[Exercise materials start]

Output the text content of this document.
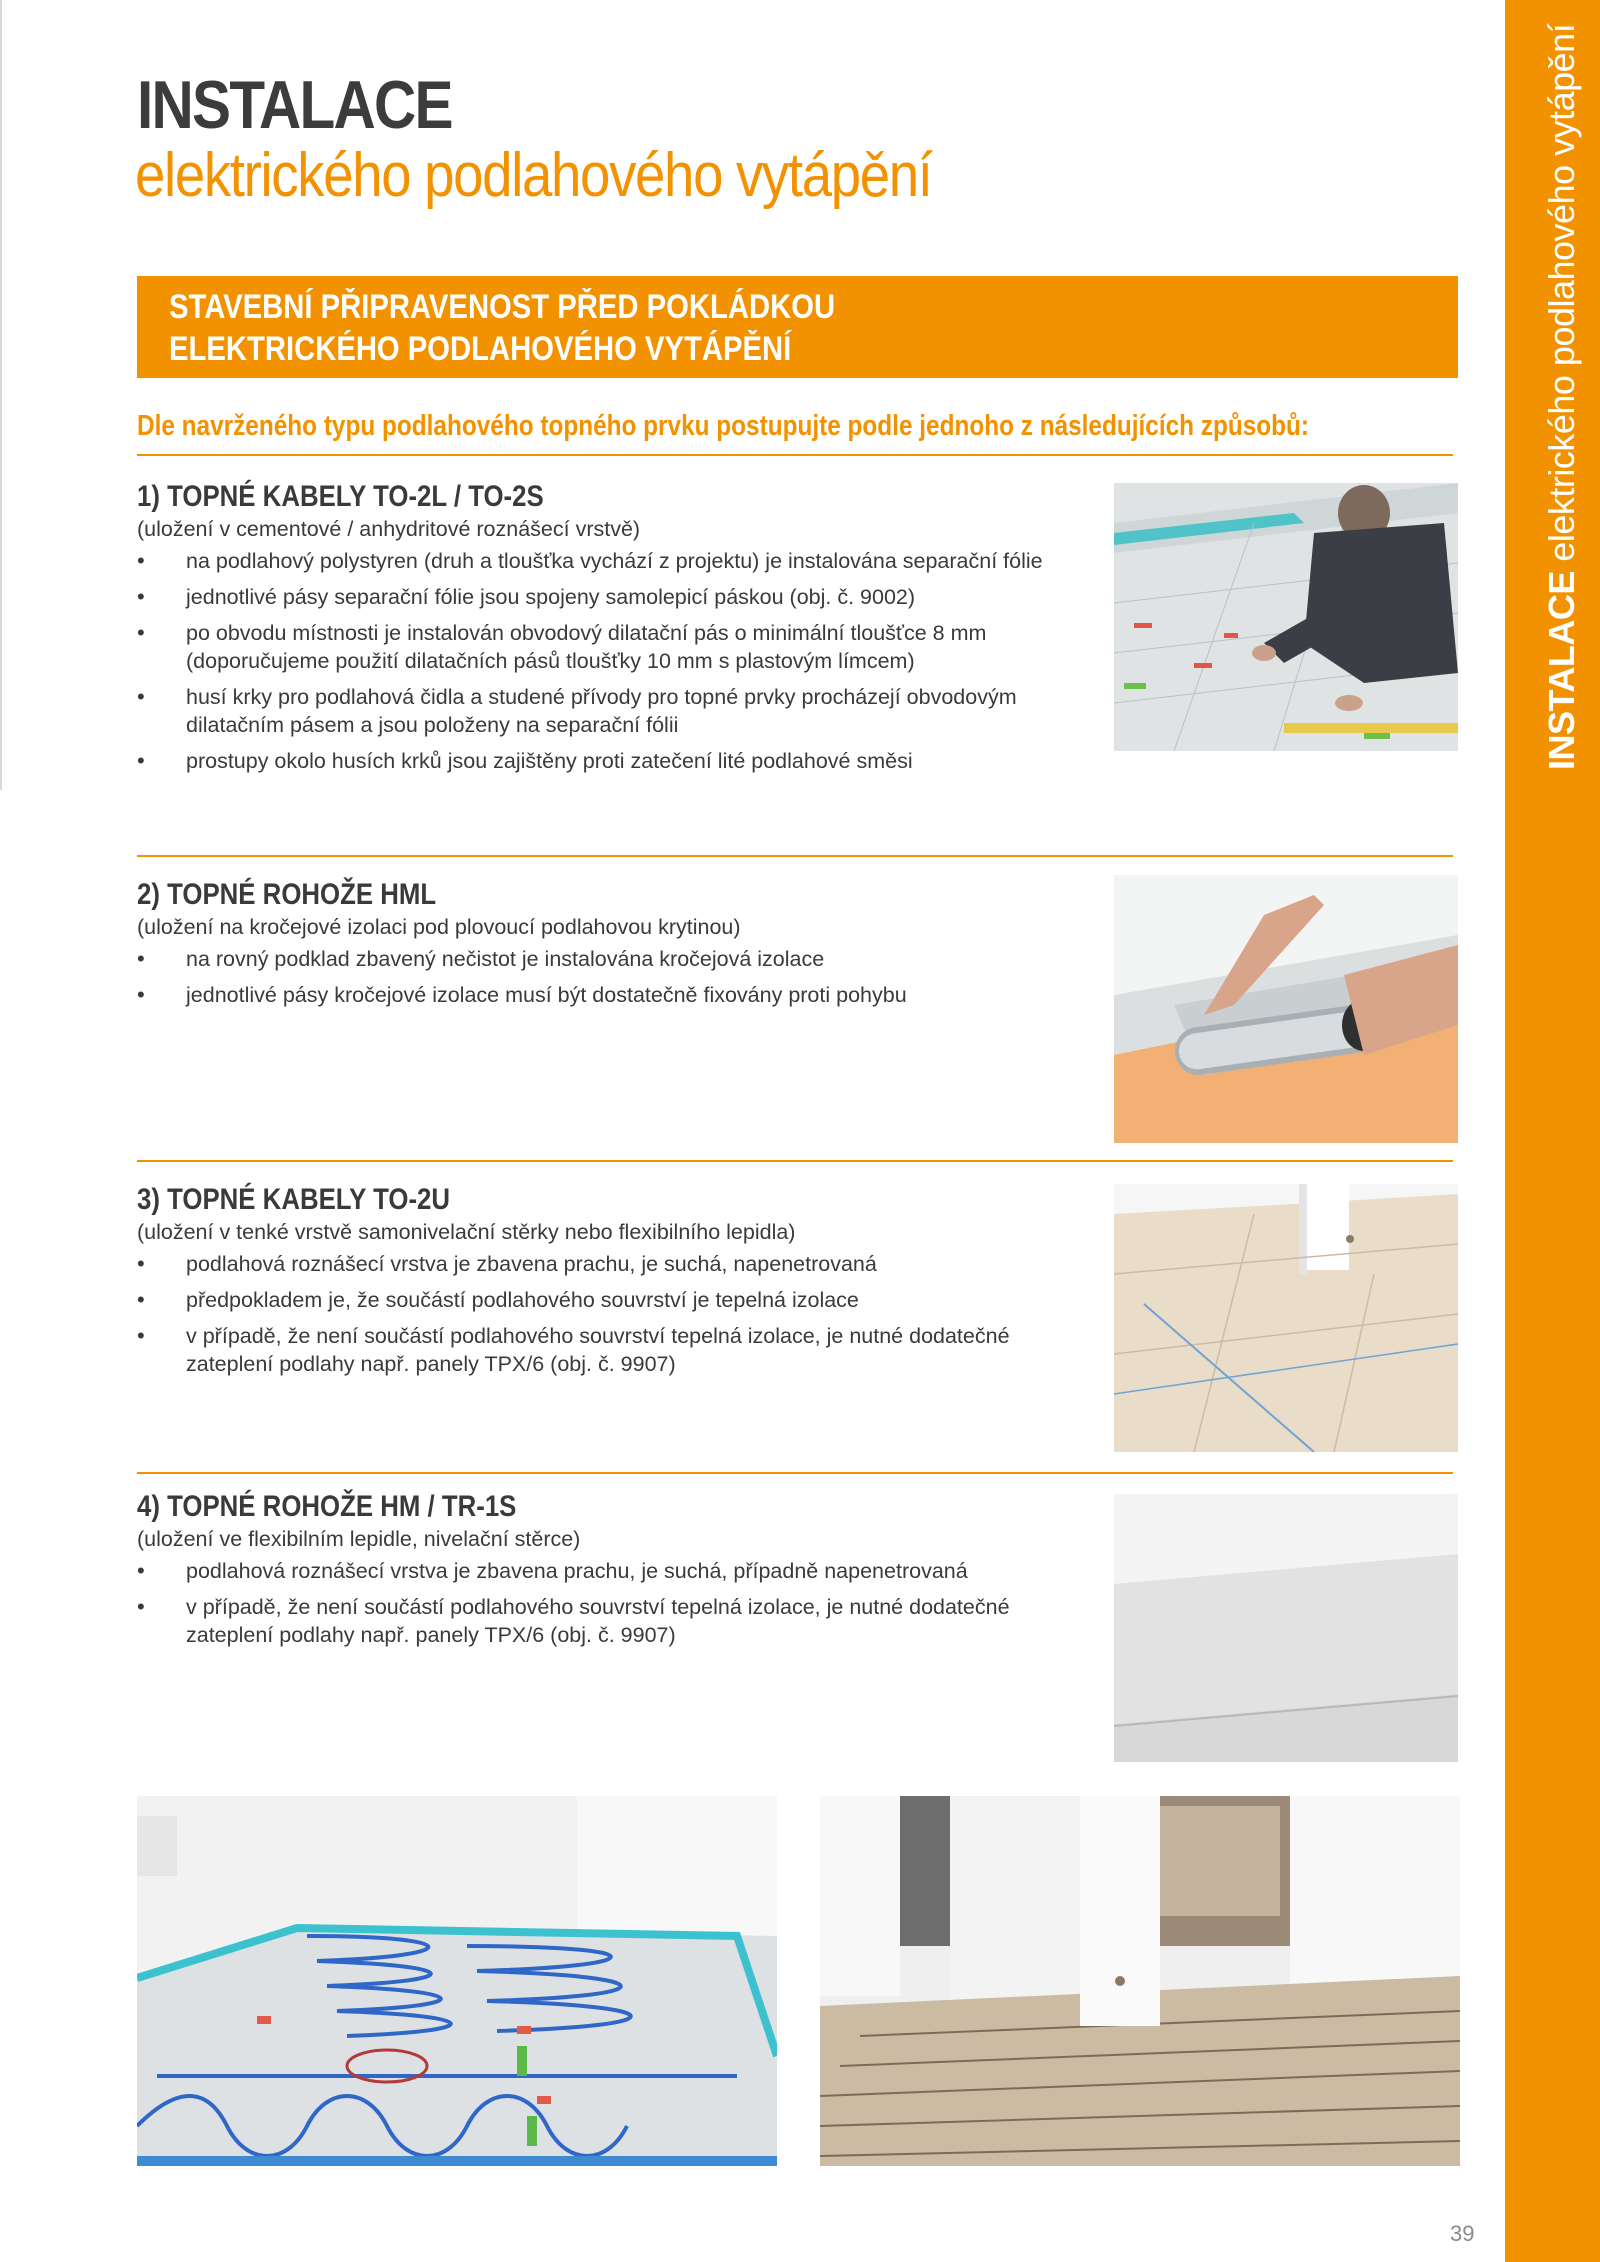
INSTALACE
elektrického podlahového vytápění
STAVEBNÍ PŘIPRAVENOST PŘED POKLÁDKOU
ELEKTRICKÉHO PODLAHOVÉHO VYTÁPĚNÍ
Dle navrženého typu podlahového topného prvku postupujte podle jednoho z následujících způsobů:
1) TOPNÉ KABELY TO-2L / TO-2S
(uložení v cementové / anhydritové roznášecí vrstvě)
• na podlahový polystyren (druh a tloušťka vychází z projektu) je instalována separační fólie
• jednotlivé pásy separační fólie jsou spojeny samolepicí páskou (obj. č. 9002)
• po obvodu místnosti je instalován obvodový dilatační pás o minimální tloušťce 8 mm (doporučujeme použití dilatačních pásů tloušťky 10 mm s plastovým límcem)
• husí krky pro podlahová čidla a studené přívody pro topné prvky procházejí obvodovým dilatačním pásem a jsou položeny na separační fólii
• prostupy okolo husích krků jsou zajištěny proti zatečení lité podlahové směsi
2) TOPNÉ ROHOŽE HML
(uložení na kročejové izolaci pod plovoucí podlahovou krytinou)
• na rovný podklad zbavený nečistot je instalována kročejová izolace
• jednotlivé pásy kročejové izolace musí být dostatečně fixovány proti pohybu
3) TOPNÉ KABELY TO-2U
(uložení v tenké vrstvě samonivelační stěrky nebo flexibilního lepidla)
• podlahová roznášecí vrstva je zbavena prachu, je suchá, napenetrovaná
• předpokladem je, že součástí podlahového souvrství je tepelná izolace
• v případě, že není součástí podlahového souvrství tepelná izolace, je nutné dodatečné zateplení podlahy např. panely TPX/6 (obj. č. 9907)
4) TOPNÉ ROHOŽE HM / TR-1S
(uložení ve flexibilním lepidle, nivelační stěrce)
• podlahová roznášecí vrstva je zbavena prachu, je suchá, případně napenetrovaná
• v případě, že není součástí podlahového souvrství tepelná izolace, je nutné dodatečné zateplení podlahy např. panely TPX/6 (obj. č. 9907)
INSTALACE elektrického podlahového vytápění
39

[Exercise materials end]

■ Exercise goal ■
Scan the listing above for the word "pásy" and show each line where it is found.

■ Final result ■
• jednotlivé pásy separační fólie jsou spojeny samolepicí páskou (obj. č. 9002)
• jednotlivé pásy kročejové izolace musí být dostatečně fixovány proti pohybu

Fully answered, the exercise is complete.